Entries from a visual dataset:

____________

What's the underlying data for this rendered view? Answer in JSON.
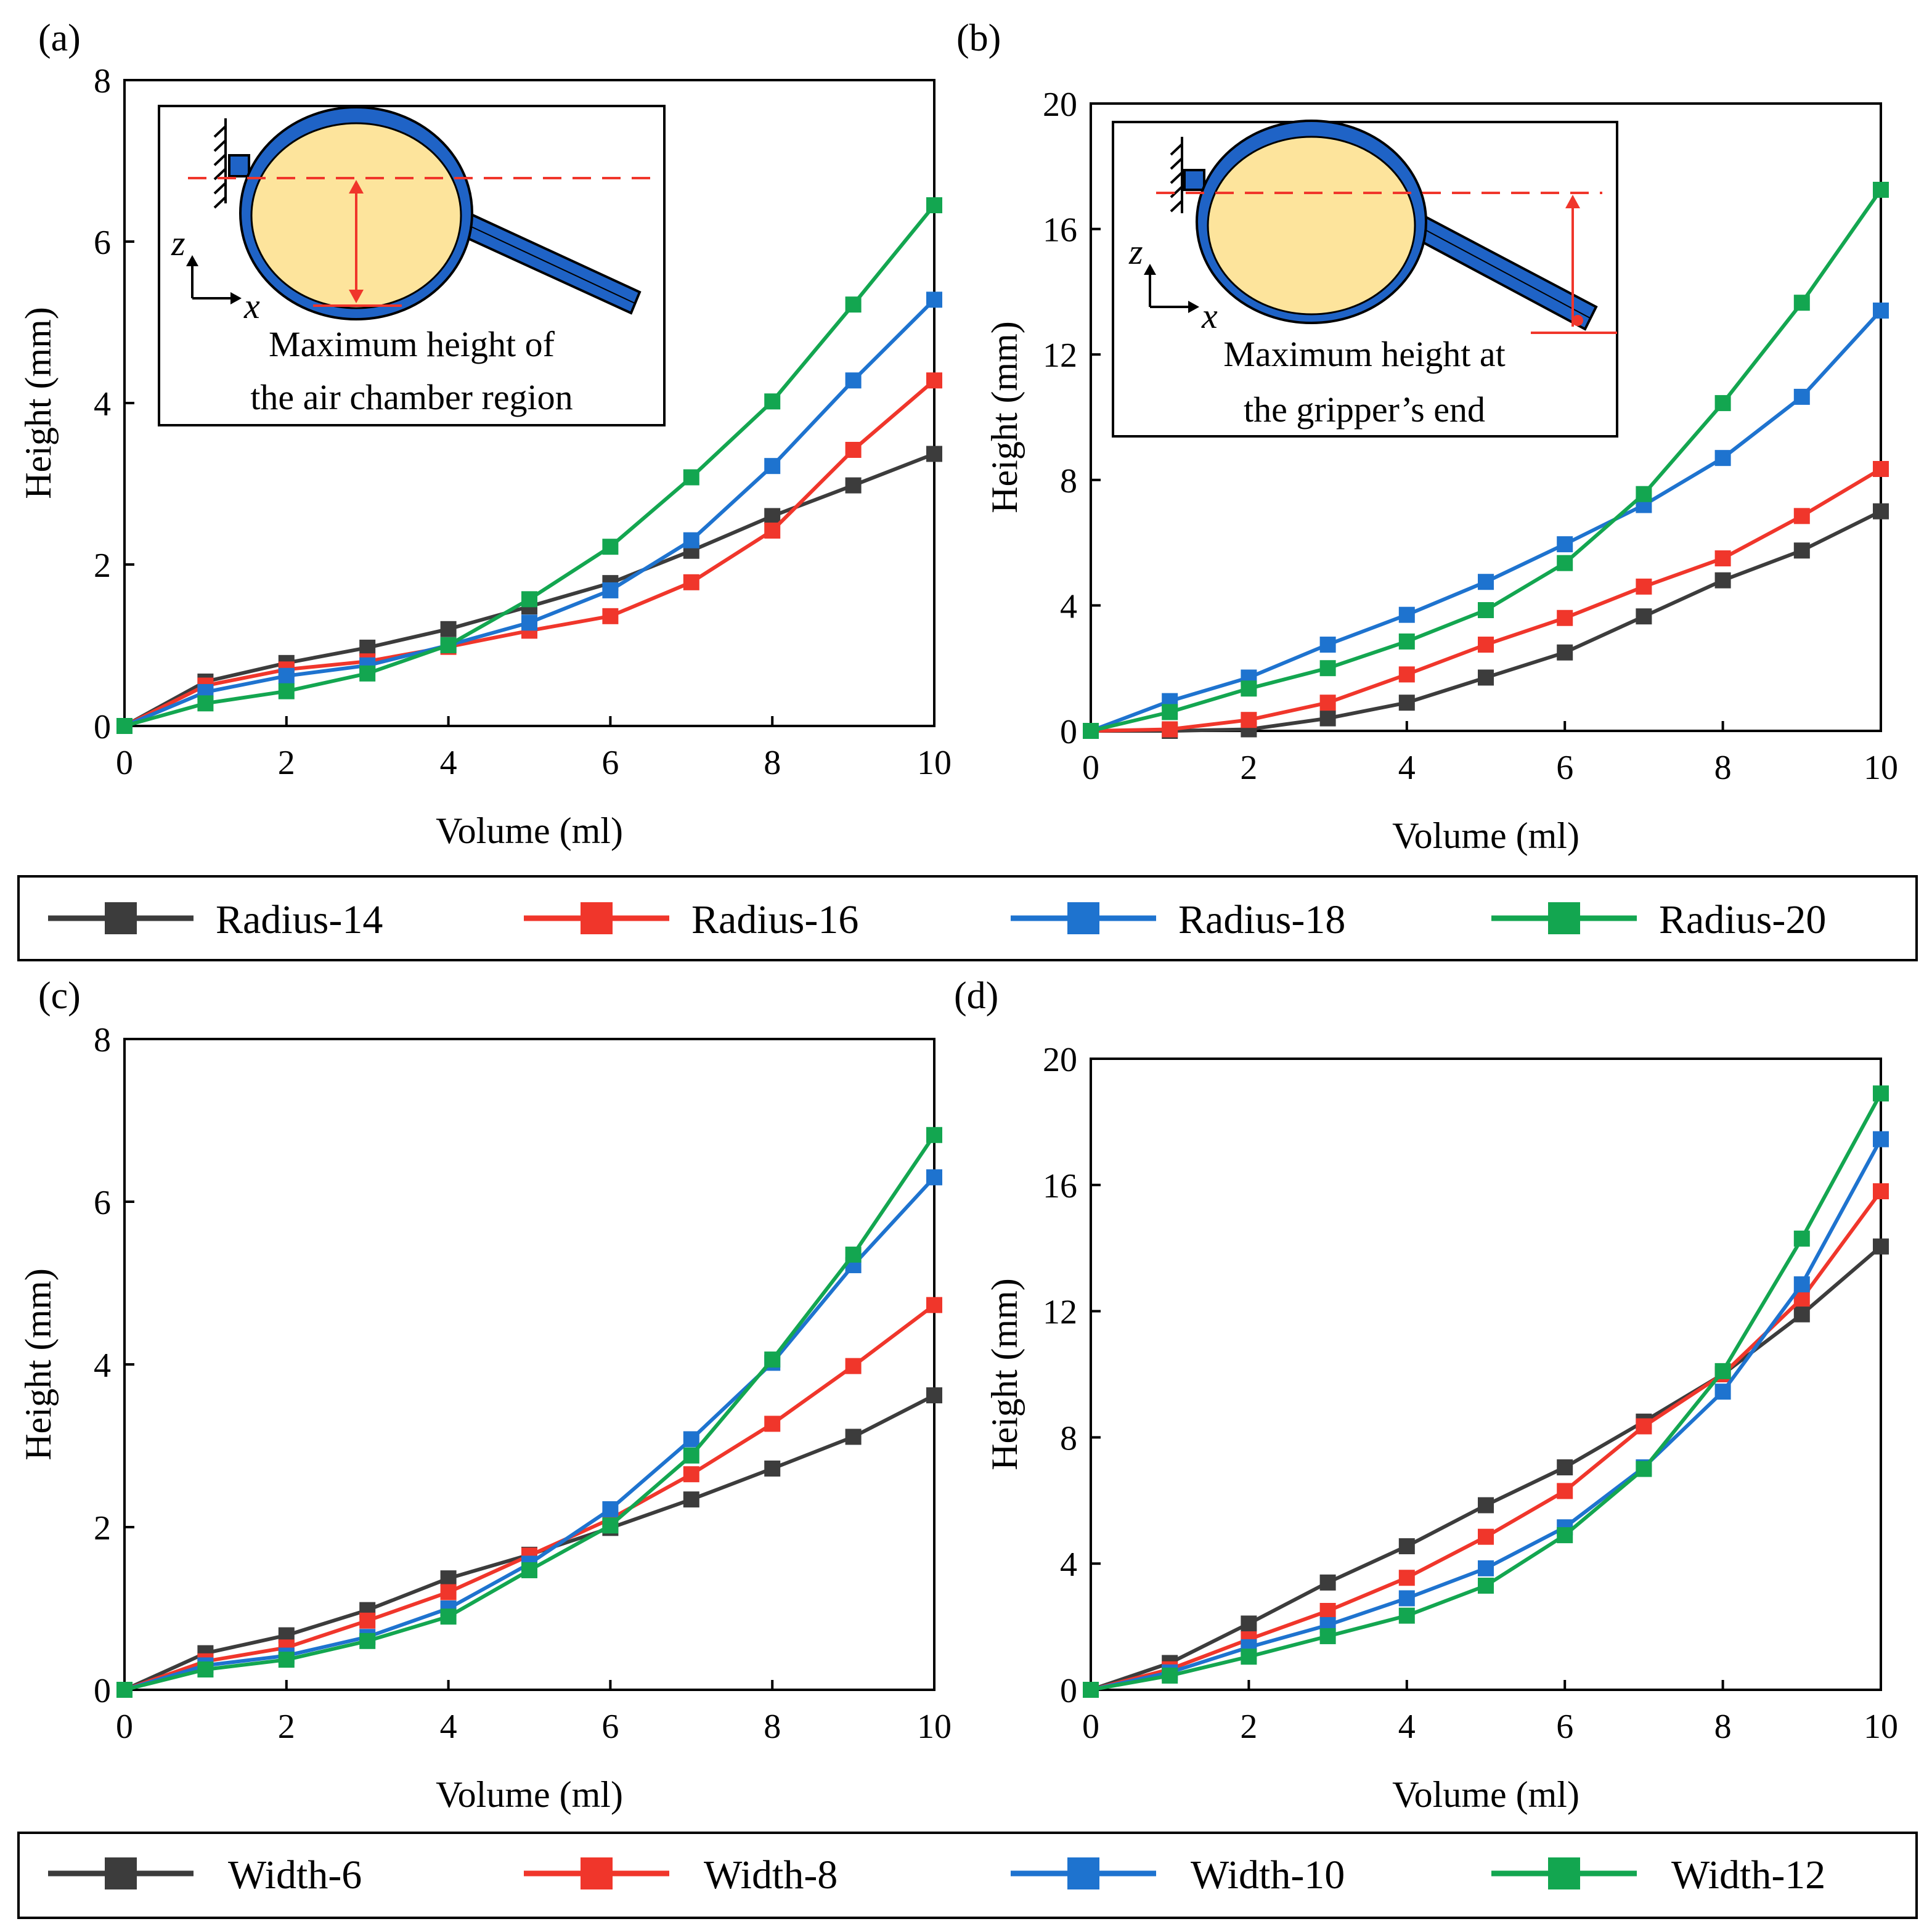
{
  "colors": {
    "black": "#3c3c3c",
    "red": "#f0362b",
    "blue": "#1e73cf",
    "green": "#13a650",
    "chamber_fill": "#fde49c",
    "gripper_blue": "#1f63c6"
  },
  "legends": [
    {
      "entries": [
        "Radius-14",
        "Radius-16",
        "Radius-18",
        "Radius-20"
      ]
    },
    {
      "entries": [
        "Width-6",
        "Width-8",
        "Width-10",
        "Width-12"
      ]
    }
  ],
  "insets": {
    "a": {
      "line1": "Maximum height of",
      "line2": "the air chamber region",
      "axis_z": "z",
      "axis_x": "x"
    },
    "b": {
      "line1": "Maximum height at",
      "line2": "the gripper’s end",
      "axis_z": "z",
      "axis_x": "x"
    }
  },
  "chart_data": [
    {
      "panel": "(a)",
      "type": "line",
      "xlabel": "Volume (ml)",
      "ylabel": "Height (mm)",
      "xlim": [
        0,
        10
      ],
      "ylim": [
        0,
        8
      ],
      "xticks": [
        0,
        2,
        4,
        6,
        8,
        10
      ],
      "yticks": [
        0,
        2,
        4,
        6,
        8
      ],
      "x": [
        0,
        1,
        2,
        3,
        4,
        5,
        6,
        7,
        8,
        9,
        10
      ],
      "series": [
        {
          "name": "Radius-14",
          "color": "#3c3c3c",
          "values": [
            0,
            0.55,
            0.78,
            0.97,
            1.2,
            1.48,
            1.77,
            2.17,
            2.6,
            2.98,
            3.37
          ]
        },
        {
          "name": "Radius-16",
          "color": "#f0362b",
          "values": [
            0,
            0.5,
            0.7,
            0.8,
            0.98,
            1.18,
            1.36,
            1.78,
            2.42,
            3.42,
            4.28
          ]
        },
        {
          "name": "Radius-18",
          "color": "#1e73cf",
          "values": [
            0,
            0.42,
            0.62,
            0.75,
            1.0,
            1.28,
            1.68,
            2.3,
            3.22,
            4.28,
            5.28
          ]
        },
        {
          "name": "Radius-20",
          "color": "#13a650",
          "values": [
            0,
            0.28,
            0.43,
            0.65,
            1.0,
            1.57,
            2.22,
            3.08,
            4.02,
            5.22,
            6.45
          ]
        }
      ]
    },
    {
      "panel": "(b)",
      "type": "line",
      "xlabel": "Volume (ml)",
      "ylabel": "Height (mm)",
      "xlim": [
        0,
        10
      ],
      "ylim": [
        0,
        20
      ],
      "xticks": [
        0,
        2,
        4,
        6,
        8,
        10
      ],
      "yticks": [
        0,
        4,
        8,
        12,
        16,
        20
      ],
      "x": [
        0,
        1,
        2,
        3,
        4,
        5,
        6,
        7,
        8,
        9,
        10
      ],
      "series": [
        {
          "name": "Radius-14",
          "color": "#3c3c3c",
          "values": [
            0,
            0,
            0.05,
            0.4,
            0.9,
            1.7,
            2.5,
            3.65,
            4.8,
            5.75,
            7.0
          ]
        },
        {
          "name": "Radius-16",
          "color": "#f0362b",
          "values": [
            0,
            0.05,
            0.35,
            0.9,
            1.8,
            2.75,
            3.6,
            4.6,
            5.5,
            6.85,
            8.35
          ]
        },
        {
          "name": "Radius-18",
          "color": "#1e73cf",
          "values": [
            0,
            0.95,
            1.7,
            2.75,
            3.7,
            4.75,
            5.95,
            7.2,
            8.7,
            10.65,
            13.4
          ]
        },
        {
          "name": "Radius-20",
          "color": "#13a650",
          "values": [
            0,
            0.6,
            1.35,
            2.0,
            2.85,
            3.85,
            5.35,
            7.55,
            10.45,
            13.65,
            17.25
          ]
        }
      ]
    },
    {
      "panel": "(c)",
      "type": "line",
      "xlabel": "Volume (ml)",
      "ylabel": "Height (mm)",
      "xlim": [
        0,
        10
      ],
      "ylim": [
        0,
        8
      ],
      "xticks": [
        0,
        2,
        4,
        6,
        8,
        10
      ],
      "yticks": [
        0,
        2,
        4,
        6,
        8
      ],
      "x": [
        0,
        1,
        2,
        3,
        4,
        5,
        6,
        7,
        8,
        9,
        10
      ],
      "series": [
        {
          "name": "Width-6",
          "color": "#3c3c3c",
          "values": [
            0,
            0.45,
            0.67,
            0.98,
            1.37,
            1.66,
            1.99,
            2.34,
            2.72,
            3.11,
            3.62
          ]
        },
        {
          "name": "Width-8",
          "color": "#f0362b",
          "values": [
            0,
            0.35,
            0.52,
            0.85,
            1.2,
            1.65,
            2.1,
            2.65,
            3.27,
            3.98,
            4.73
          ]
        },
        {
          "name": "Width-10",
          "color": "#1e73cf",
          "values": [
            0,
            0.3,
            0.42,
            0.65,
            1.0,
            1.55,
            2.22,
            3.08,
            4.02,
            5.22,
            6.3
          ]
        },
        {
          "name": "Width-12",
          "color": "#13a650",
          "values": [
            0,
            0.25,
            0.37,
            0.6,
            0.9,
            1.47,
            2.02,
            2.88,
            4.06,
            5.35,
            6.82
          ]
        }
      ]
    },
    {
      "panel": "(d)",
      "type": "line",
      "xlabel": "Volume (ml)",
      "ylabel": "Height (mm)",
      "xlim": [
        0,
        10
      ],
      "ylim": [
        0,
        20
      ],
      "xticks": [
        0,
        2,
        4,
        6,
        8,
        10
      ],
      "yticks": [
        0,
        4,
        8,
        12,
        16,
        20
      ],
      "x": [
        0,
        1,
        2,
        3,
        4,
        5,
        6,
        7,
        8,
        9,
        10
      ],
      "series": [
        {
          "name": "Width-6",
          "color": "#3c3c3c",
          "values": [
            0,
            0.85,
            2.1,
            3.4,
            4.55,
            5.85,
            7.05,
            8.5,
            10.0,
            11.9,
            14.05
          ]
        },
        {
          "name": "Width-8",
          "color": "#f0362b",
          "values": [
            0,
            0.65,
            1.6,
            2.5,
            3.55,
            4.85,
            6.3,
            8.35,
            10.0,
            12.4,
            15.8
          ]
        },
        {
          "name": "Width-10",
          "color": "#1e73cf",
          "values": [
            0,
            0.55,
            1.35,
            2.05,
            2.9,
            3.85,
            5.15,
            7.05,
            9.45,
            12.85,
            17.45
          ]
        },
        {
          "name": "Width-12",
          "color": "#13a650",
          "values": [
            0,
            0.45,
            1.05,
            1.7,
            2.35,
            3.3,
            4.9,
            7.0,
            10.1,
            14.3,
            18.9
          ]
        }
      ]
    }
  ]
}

____________

▸ **WHAT IS REQUIRED**
Transcribe all of the records above character for character. Exclude the pictures.

▸ **ANSWER TO THE EXERCISE**
What's the underlying data for this rendered view? Answer in JSON.
{
  "colors": {
    "black": "#3c3c3c",
    "red": "#f0362b",
    "blue": "#1e73cf",
    "green": "#13a650",
    "chamber_fill": "#fde49c",
    "gripper_blue": "#1f63c6"
  },
  "legends": [
    {
      "entries": [
        "Radius-14",
        "Radius-16",
        "Radius-18",
        "Radius-20"
      ]
    },
    {
      "entries": [
        "Width-6",
        "Width-8",
        "Width-10",
        "Width-12"
      ]
    }
  ],
  "insets": {
    "a": {
      "line1": "Maximum height of",
      "line2": "the air chamber region",
      "axis_z": "z",
      "axis_x": "x"
    },
    "b": {
      "line1": "Maximum height at",
      "line2": "the gripper’s end",
      "axis_z": "z",
      "axis_x": "x"
    }
  },
  "chart_data": [
    {
      "panel": "(a)",
      "type": "line",
      "xlabel": "Volume (ml)",
      "ylabel": "Height (mm)",
      "xlim": [
        0,
        10
      ],
      "ylim": [
        0,
        8
      ],
      "xticks": [
        0,
        2,
        4,
        6,
        8,
        10
      ],
      "yticks": [
        0,
        2,
        4,
        6,
        8
      ],
      "x": [
        0,
        1,
        2,
        3,
        4,
        5,
        6,
        7,
        8,
        9,
        10
      ],
      "series": [
        {
          "name": "Radius-14",
          "color": "#3c3c3c",
          "values": [
            0,
            0.55,
            0.78,
            0.97,
            1.2,
            1.48,
            1.77,
            2.17,
            2.6,
            2.98,
            3.37
          ]
        },
        {
          "name": "Radius-16",
          "color": "#f0362b",
          "values": [
            0,
            0.5,
            0.7,
            0.8,
            0.98,
            1.18,
            1.36,
            1.78,
            2.42,
            3.42,
            4.28
          ]
        },
        {
          "name": "Radius-18",
          "color": "#1e73cf",
          "values": [
            0,
            0.42,
            0.62,
            0.75,
            1.0,
            1.28,
            1.68,
            2.3,
            3.22,
            4.28,
            5.28
          ]
        },
        {
          "name": "Radius-20",
          "color": "#13a650",
          "values": [
            0,
            0.28,
            0.43,
            0.65,
            1.0,
            1.57,
            2.22,
            3.08,
            4.02,
            5.22,
            6.45
          ]
        }
      ]
    },
    {
      "panel": "(b)",
      "type": "line",
      "xlabel": "Volume (ml)",
      "ylabel": "Height (mm)",
      "xlim": [
        0,
        10
      ],
      "ylim": [
        0,
        20
      ],
      "xticks": [
        0,
        2,
        4,
        6,
        8,
        10
      ],
      "yticks": [
        0,
        4,
        8,
        12,
        16,
        20
      ],
      "x": [
        0,
        1,
        2,
        3,
        4,
        5,
        6,
        7,
        8,
        9,
        10
      ],
      "series": [
        {
          "name": "Radius-14",
          "color": "#3c3c3c",
          "values": [
            0,
            0,
            0.05,
            0.4,
            0.9,
            1.7,
            2.5,
            3.65,
            4.8,
            5.75,
            7.0
          ]
        },
        {
          "name": "Radius-16",
          "color": "#f0362b",
          "values": [
            0,
            0.05,
            0.35,
            0.9,
            1.8,
            2.75,
            3.6,
            4.6,
            5.5,
            6.85,
            8.35
          ]
        },
        {
          "name": "Radius-18",
          "color": "#1e73cf",
          "values": [
            0,
            0.95,
            1.7,
            2.75,
            3.7,
            4.75,
            5.95,
            7.2,
            8.7,
            10.65,
            13.4
          ]
        },
        {
          "name": "Radius-20",
          "color": "#13a650",
          "values": [
            0,
            0.6,
            1.35,
            2.0,
            2.85,
            3.85,
            5.35,
            7.55,
            10.45,
            13.65,
            17.25
          ]
        }
      ]
    },
    {
      "panel": "(c)",
      "type": "line",
      "xlabel": "Volume (ml)",
      "ylabel": "Height (mm)",
      "xlim": [
        0,
        10
      ],
      "ylim": [
        0,
        8
      ],
      "xticks": [
        0,
        2,
        4,
        6,
        8,
        10
      ],
      "yticks": [
        0,
        2,
        4,
        6,
        8
      ],
      "x": [
        0,
        1,
        2,
        3,
        4,
        5,
        6,
        7,
        8,
        9,
        10
      ],
      "series": [
        {
          "name": "Width-6",
          "color": "#3c3c3c",
          "values": [
            0,
            0.45,
            0.67,
            0.98,
            1.37,
            1.66,
            1.99,
            2.34,
            2.72,
            3.11,
            3.62
          ]
        },
        {
          "name": "Width-8",
          "color": "#f0362b",
          "values": [
            0,
            0.35,
            0.52,
            0.85,
            1.2,
            1.65,
            2.1,
            2.65,
            3.27,
            3.98,
            4.73
          ]
        },
        {
          "name": "Width-10",
          "color": "#1e73cf",
          "values": [
            0,
            0.3,
            0.42,
            0.65,
            1.0,
            1.55,
            2.22,
            3.08,
            4.02,
            5.22,
            6.3
          ]
        },
        {
          "name": "Width-12",
          "color": "#13a650",
          "values": [
            0,
            0.25,
            0.37,
            0.6,
            0.9,
            1.47,
            2.02,
            2.88,
            4.06,
            5.35,
            6.82
          ]
        }
      ]
    },
    {
      "panel": "(d)",
      "type": "line",
      "xlabel": "Volume (ml)",
      "ylabel": "Height (mm)",
      "xlim": [
        0,
        10
      ],
      "ylim": [
        0,
        20
      ],
      "xticks": [
        0,
        2,
        4,
        6,
        8,
        10
      ],
      "yticks": [
        0,
        4,
        8,
        12,
        16,
        20
      ],
      "x": [
        0,
        1,
        2,
        3,
        4,
        5,
        6,
        7,
        8,
        9,
        10
      ],
      "series": [
        {
          "name": "Width-6",
          "color": "#3c3c3c",
          "values": [
            0,
            0.85,
            2.1,
            3.4,
            4.55,
            5.85,
            7.05,
            8.5,
            10.0,
            11.9,
            14.05
          ]
        },
        {
          "name": "Width-8",
          "color": "#f0362b",
          "values": [
            0,
            0.65,
            1.6,
            2.5,
            3.55,
            4.85,
            6.3,
            8.35,
            10.0,
            12.4,
            15.8
          ]
        },
        {
          "name": "Width-10",
          "color": "#1e73cf",
          "values": [
            0,
            0.55,
            1.35,
            2.05,
            2.9,
            3.85,
            5.15,
            7.05,
            9.45,
            12.85,
            17.45
          ]
        },
        {
          "name": "Width-12",
          "color": "#13a650",
          "values": [
            0,
            0.45,
            1.05,
            1.7,
            2.35,
            3.3,
            4.9,
            7.0,
            10.1,
            14.3,
            18.9
          ]
        }
      ]
    }
  ]
}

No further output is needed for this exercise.